Lo scorso anno la Giornata della Colletta alimentare, organizzata dalla Fondazione Banco Alimentare, ha permesso di raccogliere 8.200 tonnellate di alimenti in circa 13.000 punti vendita in tutta Italia. Circa 5 milioni e mezzo di italiani hanno consegnato parte della loro spesa ai 145.000 volontari coinvolti per l’occasione.
Quest’anno siamo alla 22esima edizione dell’iniziativa, che si svolge sabato 24 novembre. È il momento più conosciuto e più “pubblico” dell’attività del Banco Alimentare, il quale, durante tutto l’anno, si adopera per recuperare le eccedenze di alimenti dalla grande distribuzione, dall’industria alimentare, dalla ristorazione e dal catering, distribuendo in tutti oltre 91.000 tonnellate di cibo ai bisognosi.
Come funziona la Colletta alimentare
Torniamo al meccanismo della colletta, piuttosto noto: entriamo in un supermercato per fare la spesa e troviamo i volontari che ci invitano a riempire un sacchetto a parte con alimenti – niente freschi o cibi deperibili – che poi pagheremo normalmente alla cassa e consegneremo agli stessi volontari all’uscita. Un gesto di solidarietà semplice e a misura del portafogli di ciascuno. Dove vanno a finire i prodotti che abbiamo affidato agli operatori? Con l’aiuto del presidente della Fondazione Banco Alimentare Andrea Giussani, proviamo a riscostruire il percorso della scatoletta di pelati o di tonno, o di omogeneizzati, dal momento della donazione fino alla tavola della persona in difficoltà.

----------------------------------------

§ **Le consegne**:
1/ Risponda in base al testo sulla Colletta alimentare, una risposta per riga:
(a) Quante tonnellate di alimenti sono state raccolte lo scorso anno durante la Giornata della Colletta alimentare?
(b) In quale giorno si svolge l'edizione di quest'anno?
(c) Chi è il presidente della Fondazione Banco Alimentare?
2/ Elenchi tutti i settori da cui, secondo il testo sulla Colletta alimentare, il Banco Alimentare recupera le eccedenze di alimenti.
3/ Riprenda il testo sulla Colletta alimentare e lo prosegua a partire dall'ultima frase riportata.

----------------------------------------

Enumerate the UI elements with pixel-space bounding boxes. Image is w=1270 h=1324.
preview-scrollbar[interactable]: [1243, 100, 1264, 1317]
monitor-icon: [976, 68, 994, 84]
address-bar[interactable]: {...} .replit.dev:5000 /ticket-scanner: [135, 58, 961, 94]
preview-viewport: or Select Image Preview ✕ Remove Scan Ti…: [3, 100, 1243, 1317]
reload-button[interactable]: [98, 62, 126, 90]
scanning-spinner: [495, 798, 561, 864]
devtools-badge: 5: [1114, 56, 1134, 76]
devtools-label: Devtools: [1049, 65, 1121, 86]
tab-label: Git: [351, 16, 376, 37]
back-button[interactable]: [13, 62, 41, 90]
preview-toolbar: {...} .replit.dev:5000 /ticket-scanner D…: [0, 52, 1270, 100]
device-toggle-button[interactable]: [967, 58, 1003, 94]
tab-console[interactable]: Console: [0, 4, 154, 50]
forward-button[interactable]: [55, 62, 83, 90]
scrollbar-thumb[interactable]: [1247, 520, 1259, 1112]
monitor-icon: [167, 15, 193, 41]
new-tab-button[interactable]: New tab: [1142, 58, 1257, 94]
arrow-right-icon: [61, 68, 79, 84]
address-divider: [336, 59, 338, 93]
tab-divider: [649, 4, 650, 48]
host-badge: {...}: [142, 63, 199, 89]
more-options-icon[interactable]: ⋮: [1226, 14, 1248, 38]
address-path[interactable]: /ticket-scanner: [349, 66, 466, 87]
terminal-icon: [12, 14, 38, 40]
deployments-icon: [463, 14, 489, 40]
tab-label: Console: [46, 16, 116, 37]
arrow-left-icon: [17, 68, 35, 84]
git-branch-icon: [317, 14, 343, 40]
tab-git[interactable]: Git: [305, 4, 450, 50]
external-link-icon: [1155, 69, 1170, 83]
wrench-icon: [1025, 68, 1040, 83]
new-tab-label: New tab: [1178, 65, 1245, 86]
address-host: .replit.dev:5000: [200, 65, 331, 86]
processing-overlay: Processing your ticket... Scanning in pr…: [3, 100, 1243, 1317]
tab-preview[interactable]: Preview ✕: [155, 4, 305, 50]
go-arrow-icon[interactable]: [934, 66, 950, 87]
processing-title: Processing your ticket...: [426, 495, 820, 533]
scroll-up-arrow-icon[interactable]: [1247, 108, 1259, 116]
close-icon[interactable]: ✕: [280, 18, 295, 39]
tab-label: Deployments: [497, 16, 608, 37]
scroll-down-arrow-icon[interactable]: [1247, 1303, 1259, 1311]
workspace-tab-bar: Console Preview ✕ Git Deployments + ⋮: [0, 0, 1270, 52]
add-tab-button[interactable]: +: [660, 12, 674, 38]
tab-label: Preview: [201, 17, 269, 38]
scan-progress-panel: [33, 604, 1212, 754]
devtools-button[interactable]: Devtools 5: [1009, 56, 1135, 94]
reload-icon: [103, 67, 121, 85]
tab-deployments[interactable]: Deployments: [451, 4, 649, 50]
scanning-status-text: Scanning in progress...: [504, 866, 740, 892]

----------------------------------------

§ **Risposte all'esercizio**:
1/
(a) 8.200 tonnellate.
(b) Sabato 24 novembre.
(c) Andrea Giussani.

2/
- La grande distribuzione
- L'industria alimentare
- La ristorazione
- Il catering

3/
Il percorso dell’alimento donato
Partiamo dai punti vendita, che vanno dai superstore ai negozi medio-piccoli. “I piccolissimi sono esclusi per esigenze di logistica”, spiega Giussani – ma vedremo come spesso tornano in gioco, alla fine del percorso. I volontari, ricevuta la spesa donata dal singolo consumatore, dividono immediatamente gli alimenti per tipologia e preparano gli scatoloni, i quali vengono pesati ed etichettati sul posto. “Pelati, 10 kg”, e via, accatastati in un angolo. I volontari sono per lo più adulti attivi. In occasione della Colletta il numero sale: ai 1.800 volontari “stabili”, operativi per le normali attività della fondazione, si uniscono giovani, studenti, pensionati, affiliati alle stesse strutture caritative che riceveranno il cibo, associazioni come quelle degli Alpini in pensione e – da quest’anno – anche dei Bersaglieri. Questo rinforzo porta alla poderosa cifra di 145.000 persone. Cosa fanno dopo aver inscatolato? Caricano i mezzi che passano a raccogliere le derrate (anche più volte nel corso della giornata, sempre guidati da volontari), per consegnarle al magazzino di prossimità più vicino.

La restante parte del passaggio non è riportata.